* Stated problem
Locate each line with the string "were" in the listing below and copy it.

* Saved entries
####
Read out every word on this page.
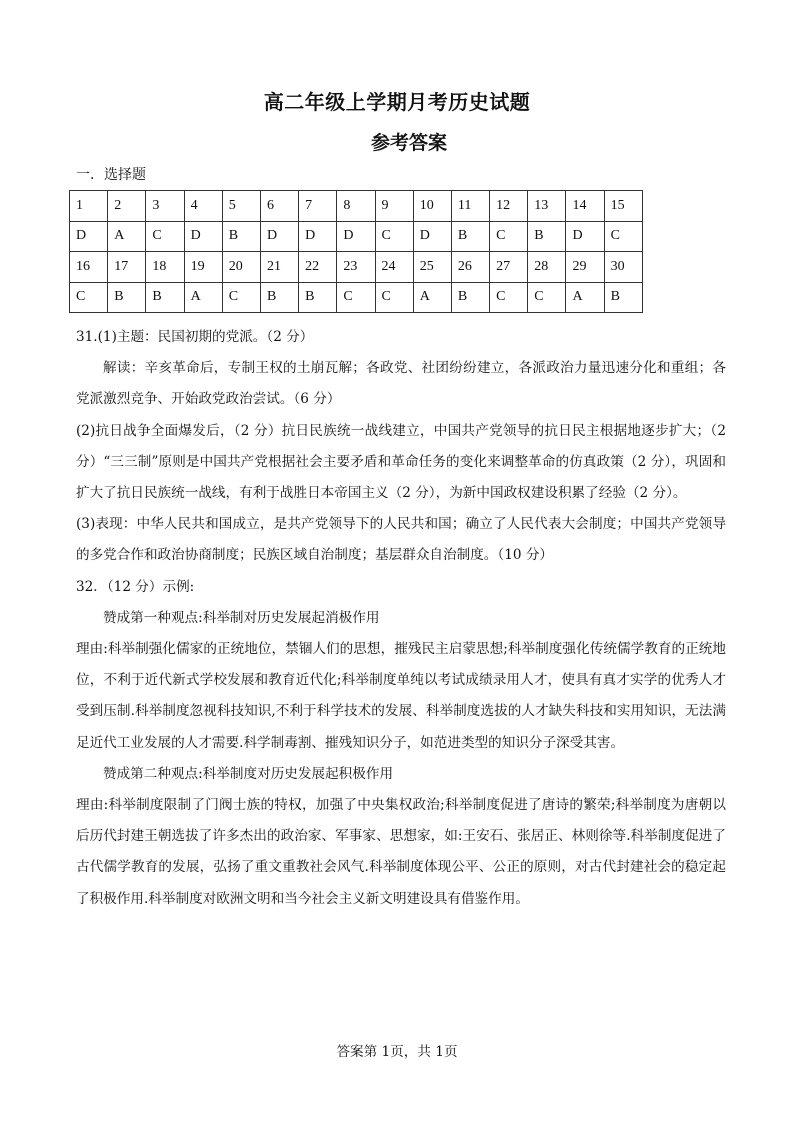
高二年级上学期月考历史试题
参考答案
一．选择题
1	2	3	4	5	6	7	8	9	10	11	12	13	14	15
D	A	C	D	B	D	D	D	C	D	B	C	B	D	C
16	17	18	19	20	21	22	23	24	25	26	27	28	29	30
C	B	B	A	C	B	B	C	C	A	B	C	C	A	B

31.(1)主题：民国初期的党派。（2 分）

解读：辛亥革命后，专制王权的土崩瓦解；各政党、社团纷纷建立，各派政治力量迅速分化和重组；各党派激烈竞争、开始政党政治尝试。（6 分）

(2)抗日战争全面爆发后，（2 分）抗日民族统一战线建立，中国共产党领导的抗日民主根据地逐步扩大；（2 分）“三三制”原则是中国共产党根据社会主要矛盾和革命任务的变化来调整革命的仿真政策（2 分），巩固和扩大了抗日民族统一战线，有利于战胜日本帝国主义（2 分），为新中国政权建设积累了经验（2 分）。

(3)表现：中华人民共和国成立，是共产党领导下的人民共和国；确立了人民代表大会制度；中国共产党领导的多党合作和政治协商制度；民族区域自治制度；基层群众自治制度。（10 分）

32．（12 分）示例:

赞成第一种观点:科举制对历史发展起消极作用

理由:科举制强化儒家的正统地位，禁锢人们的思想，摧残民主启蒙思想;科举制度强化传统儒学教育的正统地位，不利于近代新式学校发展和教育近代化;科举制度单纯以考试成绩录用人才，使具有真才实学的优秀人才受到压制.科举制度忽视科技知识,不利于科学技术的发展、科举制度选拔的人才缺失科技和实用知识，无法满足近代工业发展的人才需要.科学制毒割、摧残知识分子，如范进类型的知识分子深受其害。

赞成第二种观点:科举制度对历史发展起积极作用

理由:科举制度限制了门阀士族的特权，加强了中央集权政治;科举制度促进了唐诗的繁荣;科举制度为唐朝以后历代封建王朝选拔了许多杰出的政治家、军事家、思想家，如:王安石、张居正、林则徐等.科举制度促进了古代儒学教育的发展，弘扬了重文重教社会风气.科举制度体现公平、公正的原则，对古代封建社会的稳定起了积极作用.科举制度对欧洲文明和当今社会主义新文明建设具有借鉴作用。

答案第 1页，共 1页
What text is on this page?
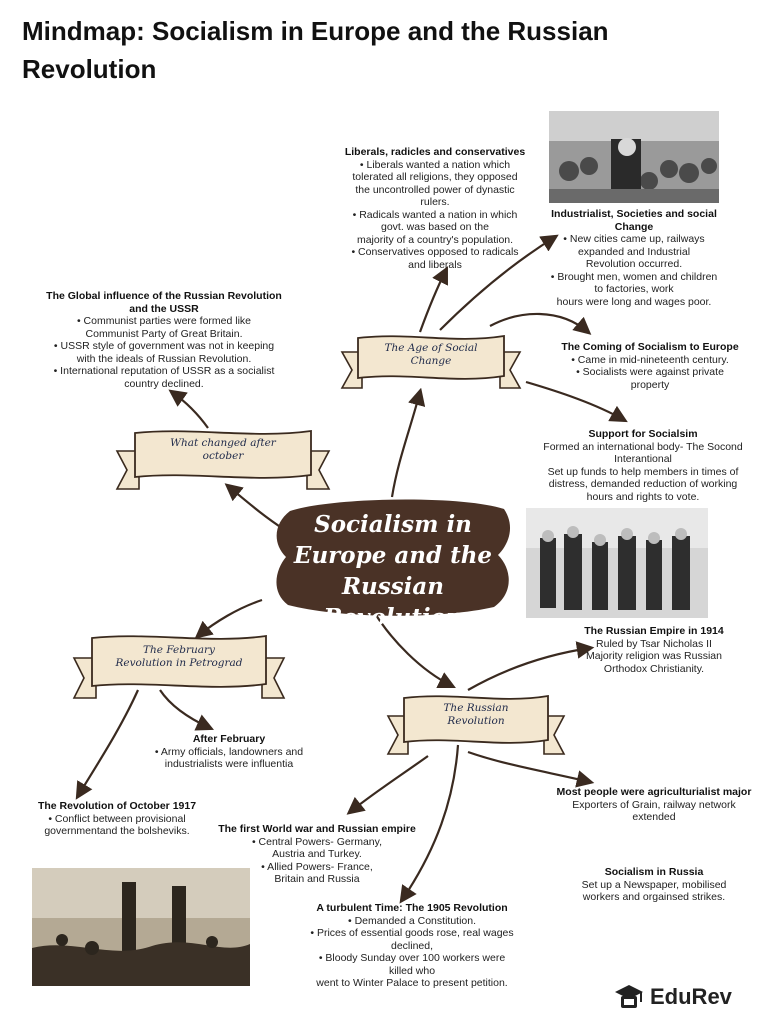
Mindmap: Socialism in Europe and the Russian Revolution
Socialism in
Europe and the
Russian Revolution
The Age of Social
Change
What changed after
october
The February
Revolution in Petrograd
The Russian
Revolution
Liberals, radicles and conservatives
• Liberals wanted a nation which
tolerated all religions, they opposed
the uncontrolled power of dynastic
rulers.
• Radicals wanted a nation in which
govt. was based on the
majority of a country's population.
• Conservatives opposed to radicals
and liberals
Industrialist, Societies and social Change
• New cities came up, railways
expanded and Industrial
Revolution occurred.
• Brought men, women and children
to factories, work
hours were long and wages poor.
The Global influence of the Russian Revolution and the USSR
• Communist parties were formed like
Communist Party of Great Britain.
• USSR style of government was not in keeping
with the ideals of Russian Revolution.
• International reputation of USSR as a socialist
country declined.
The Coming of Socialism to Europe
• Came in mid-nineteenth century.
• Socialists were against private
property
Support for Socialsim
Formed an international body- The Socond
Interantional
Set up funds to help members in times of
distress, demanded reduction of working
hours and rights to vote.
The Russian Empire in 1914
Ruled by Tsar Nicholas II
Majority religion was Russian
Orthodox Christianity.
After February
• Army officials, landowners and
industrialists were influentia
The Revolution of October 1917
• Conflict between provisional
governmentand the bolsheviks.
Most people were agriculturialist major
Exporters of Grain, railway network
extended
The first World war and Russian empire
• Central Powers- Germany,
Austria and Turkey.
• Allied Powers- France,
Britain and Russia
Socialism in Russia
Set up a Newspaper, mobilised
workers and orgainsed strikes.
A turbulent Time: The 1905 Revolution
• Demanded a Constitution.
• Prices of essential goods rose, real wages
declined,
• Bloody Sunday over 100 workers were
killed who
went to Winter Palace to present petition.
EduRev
####
* Problem solution
hours were long and wages poor.
• Communist parties were formed like
• Socialists were against private
industrialists were influentia
Most people were agriculturialist major
• Bloody Sunday over 100 workers were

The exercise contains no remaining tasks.